Saved entries

* start *

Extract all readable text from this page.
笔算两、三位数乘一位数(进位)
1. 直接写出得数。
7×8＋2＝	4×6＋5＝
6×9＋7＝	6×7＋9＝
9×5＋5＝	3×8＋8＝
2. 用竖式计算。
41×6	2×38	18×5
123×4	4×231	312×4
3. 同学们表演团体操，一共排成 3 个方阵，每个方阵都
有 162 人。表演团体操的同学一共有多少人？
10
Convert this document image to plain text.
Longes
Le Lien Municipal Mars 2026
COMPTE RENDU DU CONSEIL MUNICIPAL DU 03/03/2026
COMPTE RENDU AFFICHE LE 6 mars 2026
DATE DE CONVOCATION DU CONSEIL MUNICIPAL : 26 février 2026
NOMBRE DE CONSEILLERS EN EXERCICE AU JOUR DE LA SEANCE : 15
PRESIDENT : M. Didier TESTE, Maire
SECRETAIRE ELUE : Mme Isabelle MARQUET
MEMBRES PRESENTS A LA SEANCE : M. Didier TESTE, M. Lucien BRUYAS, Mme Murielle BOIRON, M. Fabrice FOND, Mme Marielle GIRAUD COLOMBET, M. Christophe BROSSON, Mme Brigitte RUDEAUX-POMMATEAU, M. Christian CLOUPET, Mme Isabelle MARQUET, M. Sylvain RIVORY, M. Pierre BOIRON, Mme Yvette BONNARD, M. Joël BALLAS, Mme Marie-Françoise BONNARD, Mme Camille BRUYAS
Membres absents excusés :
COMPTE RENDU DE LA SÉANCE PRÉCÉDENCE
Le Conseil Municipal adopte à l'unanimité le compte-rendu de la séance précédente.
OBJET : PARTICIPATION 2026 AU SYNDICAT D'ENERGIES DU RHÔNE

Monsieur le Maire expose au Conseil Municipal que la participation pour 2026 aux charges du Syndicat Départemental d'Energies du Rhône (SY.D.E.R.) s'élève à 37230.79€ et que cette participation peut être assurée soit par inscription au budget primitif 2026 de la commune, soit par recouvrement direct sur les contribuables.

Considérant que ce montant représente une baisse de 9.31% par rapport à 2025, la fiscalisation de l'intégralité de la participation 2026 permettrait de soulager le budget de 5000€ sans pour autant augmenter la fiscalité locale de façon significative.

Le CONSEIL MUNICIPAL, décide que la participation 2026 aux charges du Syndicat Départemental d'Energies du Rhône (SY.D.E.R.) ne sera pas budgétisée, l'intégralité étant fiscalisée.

* end *

■ Problem:
Within the entries above, report how many lines include "this", and keep the answer to the number.

■ Result of the exercise:
2